>>>

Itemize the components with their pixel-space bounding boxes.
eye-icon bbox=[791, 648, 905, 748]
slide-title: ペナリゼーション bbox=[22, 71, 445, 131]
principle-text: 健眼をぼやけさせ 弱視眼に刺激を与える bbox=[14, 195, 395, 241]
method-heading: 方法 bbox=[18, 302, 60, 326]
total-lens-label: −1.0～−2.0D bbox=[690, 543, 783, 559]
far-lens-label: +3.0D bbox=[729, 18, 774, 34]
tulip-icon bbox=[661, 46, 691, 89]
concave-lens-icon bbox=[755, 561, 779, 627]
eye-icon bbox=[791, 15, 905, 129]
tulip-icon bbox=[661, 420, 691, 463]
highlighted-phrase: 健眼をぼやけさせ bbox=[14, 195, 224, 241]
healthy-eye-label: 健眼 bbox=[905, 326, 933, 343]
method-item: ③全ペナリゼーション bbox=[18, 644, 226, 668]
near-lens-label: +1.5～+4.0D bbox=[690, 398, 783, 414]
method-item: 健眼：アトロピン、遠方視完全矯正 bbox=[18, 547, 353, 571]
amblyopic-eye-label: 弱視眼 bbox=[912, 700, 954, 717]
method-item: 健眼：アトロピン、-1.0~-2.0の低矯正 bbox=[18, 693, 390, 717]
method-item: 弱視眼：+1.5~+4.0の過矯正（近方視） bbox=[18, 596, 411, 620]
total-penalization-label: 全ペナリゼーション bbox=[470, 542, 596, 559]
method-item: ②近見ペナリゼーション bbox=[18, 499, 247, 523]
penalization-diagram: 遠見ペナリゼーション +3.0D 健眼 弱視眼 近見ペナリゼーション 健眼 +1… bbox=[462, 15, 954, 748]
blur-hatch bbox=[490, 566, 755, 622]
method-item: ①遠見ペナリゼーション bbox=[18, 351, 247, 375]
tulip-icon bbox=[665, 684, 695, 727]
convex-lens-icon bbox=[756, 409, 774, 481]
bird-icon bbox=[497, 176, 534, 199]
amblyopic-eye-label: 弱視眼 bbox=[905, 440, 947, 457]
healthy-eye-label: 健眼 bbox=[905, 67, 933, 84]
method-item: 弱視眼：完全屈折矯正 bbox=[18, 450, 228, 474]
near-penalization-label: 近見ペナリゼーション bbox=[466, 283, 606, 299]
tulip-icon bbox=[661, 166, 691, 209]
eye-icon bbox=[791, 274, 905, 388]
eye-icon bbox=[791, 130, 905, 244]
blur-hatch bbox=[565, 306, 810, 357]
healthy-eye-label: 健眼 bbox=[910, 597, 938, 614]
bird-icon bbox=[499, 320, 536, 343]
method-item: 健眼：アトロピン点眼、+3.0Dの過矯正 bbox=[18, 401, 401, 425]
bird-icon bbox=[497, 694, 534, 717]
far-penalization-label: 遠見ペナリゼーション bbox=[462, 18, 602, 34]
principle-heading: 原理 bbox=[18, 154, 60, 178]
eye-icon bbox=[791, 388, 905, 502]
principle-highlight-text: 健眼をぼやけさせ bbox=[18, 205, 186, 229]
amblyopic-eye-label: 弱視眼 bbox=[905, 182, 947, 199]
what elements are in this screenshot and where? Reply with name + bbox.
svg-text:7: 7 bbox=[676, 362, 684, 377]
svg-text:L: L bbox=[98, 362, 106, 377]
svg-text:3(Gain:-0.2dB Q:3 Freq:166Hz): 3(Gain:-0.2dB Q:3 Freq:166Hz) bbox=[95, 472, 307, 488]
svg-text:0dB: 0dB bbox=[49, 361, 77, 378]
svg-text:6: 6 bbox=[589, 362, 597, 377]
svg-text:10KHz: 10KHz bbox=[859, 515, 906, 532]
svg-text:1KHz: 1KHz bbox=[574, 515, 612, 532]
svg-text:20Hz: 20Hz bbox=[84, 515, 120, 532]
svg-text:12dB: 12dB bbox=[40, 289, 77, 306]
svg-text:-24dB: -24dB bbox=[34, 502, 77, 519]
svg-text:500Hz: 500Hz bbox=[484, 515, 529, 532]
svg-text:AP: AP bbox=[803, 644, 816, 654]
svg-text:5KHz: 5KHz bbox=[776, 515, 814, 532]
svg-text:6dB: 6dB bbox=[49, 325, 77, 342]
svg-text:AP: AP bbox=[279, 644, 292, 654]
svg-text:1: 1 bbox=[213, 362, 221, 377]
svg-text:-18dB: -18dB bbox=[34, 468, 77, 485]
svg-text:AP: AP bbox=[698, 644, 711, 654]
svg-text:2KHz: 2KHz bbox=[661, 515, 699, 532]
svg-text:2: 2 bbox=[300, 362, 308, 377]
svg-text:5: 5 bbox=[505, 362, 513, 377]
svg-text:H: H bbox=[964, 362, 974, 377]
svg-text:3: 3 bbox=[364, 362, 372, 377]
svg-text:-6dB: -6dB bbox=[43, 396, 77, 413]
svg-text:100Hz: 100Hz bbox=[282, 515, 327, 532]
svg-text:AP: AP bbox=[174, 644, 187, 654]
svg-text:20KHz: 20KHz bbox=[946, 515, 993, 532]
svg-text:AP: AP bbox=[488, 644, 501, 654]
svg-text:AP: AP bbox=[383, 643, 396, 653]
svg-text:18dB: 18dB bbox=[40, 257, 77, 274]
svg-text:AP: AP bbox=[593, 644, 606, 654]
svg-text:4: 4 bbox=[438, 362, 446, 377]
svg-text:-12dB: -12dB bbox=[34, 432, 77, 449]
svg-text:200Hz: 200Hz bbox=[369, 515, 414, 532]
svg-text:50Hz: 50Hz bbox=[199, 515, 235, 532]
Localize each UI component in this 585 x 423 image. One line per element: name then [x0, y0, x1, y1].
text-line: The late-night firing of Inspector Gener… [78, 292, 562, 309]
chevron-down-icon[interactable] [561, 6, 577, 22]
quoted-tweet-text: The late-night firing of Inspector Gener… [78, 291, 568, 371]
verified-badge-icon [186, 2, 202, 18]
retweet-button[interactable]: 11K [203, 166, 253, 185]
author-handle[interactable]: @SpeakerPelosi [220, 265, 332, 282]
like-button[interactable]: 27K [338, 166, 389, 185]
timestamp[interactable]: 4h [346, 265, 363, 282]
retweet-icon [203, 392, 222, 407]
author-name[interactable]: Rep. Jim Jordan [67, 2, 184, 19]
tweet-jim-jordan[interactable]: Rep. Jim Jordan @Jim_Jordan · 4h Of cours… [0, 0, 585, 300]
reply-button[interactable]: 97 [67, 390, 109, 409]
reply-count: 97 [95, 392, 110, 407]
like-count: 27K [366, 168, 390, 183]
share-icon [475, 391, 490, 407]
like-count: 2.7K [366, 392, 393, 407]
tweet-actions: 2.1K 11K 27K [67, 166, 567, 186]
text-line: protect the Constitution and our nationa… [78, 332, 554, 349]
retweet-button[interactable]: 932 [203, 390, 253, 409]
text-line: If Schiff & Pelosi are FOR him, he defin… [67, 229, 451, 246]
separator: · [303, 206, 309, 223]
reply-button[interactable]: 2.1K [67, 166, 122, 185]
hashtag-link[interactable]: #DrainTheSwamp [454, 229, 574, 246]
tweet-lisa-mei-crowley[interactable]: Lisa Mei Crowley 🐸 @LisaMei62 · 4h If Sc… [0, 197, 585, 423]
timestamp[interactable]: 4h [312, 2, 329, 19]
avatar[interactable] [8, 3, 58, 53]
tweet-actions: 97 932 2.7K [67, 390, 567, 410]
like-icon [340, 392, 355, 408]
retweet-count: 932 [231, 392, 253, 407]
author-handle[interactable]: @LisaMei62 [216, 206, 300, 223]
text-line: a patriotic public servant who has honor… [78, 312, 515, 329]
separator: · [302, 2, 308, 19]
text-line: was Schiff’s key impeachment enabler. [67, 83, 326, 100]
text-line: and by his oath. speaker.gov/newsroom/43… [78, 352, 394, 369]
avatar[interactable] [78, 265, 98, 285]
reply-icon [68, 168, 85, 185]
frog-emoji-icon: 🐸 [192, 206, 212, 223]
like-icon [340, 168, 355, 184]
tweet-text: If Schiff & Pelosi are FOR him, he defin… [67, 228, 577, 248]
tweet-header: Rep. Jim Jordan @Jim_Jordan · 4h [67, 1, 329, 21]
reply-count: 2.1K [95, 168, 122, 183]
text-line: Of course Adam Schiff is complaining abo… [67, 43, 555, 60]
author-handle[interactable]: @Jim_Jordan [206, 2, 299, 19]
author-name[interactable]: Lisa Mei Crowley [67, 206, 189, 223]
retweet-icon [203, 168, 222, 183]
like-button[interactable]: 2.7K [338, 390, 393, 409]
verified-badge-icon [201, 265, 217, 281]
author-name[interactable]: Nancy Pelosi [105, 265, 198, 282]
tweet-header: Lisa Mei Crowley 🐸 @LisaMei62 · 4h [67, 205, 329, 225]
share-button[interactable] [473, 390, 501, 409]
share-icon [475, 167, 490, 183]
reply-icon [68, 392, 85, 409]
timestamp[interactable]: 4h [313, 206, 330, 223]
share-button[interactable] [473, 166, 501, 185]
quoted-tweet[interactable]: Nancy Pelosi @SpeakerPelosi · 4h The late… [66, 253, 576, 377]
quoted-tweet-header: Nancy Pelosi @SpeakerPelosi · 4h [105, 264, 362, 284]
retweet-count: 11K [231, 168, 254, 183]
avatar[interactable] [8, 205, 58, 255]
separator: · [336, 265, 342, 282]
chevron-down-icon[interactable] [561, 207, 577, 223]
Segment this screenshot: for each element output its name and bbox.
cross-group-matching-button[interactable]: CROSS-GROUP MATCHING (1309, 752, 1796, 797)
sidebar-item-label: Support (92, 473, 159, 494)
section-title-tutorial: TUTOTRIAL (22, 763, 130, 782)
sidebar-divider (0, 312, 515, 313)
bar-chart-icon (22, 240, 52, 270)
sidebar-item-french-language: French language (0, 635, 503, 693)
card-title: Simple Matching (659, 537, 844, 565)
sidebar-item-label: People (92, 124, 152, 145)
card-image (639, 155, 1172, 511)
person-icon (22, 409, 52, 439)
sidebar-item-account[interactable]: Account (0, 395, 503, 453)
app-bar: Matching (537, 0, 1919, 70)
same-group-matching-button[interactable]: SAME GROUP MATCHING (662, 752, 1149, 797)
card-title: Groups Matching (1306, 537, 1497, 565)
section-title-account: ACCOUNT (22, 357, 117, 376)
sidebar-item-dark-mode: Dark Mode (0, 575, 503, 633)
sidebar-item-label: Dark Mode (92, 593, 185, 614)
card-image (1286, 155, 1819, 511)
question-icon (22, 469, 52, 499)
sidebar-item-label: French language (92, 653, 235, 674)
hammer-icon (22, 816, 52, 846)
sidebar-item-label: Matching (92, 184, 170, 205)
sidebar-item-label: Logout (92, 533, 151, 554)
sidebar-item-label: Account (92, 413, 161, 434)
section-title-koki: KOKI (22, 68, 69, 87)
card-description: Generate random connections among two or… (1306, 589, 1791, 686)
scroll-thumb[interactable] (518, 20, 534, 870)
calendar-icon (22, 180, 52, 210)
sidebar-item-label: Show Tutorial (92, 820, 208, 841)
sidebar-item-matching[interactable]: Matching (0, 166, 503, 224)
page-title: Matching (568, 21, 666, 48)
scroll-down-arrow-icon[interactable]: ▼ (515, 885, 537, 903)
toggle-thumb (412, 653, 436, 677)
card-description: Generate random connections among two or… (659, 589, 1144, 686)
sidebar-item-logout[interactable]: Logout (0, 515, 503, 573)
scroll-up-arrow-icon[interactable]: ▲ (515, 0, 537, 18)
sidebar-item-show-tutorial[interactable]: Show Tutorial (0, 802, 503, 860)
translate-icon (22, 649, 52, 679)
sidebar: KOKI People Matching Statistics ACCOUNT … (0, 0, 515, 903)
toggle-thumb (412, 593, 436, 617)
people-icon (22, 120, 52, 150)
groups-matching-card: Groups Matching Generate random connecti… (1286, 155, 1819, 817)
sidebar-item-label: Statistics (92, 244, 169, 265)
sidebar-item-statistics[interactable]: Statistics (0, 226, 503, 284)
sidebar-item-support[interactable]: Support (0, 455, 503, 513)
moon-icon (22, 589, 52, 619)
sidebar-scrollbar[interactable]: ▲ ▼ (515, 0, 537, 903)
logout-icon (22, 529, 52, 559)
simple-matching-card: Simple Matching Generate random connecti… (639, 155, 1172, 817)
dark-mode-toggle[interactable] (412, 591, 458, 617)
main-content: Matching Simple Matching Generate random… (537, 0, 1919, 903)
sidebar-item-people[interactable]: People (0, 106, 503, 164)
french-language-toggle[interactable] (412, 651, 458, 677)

<<<

Goal | Give back the lines from the first one through the one containing "what elements are", both included, without changing anything.

Final result |
Itemize the components with their pixel-space bounding boxes.
eye-icon bbox=[791, 648, 905, 748]
slide-title: ペナリゼーション bbox=[22, 71, 445, 131]
principle-text: 健眼をぼやけさせ 弱視眼に刺激を与える bbox=[14, 195, 395, 241]
method-heading: 方法 bbox=[18, 302, 60, 326]
total-lens-label: −1.0～−2.0D bbox=[690, 543, 783, 559]
far-lens-label: +3.0D bbox=[729, 18, 774, 34]
tulip-icon bbox=[661, 46, 691, 89]
concave-lens-icon bbox=[755, 561, 779, 627]
eye-icon bbox=[791, 15, 905, 129]
tulip-icon bbox=[661, 420, 691, 463]
highlighted-phrase: 健眼をぼやけさせ bbox=[14, 195, 224, 241]
healthy-eye-label: 健眼 bbox=[905, 326, 933, 343]
method-item: ③全ペナリゼーション bbox=[18, 644, 226, 668]
near-lens-label: +1.5～+4.0D bbox=[690, 398, 783, 414]
method-item: 健眼：アトロピン、遠方視完全矯正 bbox=[18, 547, 353, 571]
amblyopic-eye-label: 弱視眼 bbox=[912, 700, 954, 717]
method-item: 健眼：アトロピン、-1.0~-2.0の低矯正 bbox=[18, 693, 390, 717]
method-item: 弱視眼：+1.5~+4.0の過矯正（近方視） bbox=[18, 596, 411, 620]
total-penalization-label: 全ペナリゼーション bbox=[470, 542, 596, 559]
method-item: ②近見ペナリゼーション bbox=[18, 499, 247, 523]
penalization-diagram: 遠見ペナリゼーション +3.0D 健眼 弱視眼 近見ペナリゼーション 健眼 +1… bbox=[462, 15, 954, 748]
blur-hatch bbox=[490, 566, 755, 622]
method-item: ①遠見ペナリゼーション bbox=[18, 351, 247, 375]
tulip-icon bbox=[665, 684, 695, 727]
convex-lens-icon bbox=[756, 409, 774, 481]
bird-icon bbox=[497, 176, 534, 199]
amblyopic-eye-label: 弱視眼 bbox=[905, 440, 947, 457]
healthy-eye-label: 健眼 bbox=[905, 67, 933, 84]
method-item: 弱視眼：完全屈折矯正 bbox=[18, 450, 228, 474]
near-penalization-label: 近見ペナリゼーション bbox=[466, 283, 606, 299]
tulip-icon bbox=[661, 166, 691, 209]
eye-icon bbox=[791, 274, 905, 388]
eye-icon bbox=[791, 130, 905, 244]
blur-hatch bbox=[565, 306, 810, 357]
healthy-eye-label: 健眼 bbox=[910, 597, 938, 614]
bird-icon bbox=[499, 320, 536, 343]
method-item: 健眼：アトロピン点眼、+3.0Dの過矯正 bbox=[18, 401, 401, 425]
bird-icon bbox=[497, 694, 534, 717]
far-penalization-label: 遠見ペナリゼーション bbox=[462, 18, 602, 34]
principle-heading: 原理 bbox=[18, 154, 60, 178]
eye-icon bbox=[791, 388, 905, 502]
principle-highlight-text: 健眼をぼやけさせ bbox=[18, 205, 186, 229]
amblyopic-eye-label: 弱視眼 bbox=[905, 182, 947, 199]
what elements are in this screenshot and where? Reply with name + bbox.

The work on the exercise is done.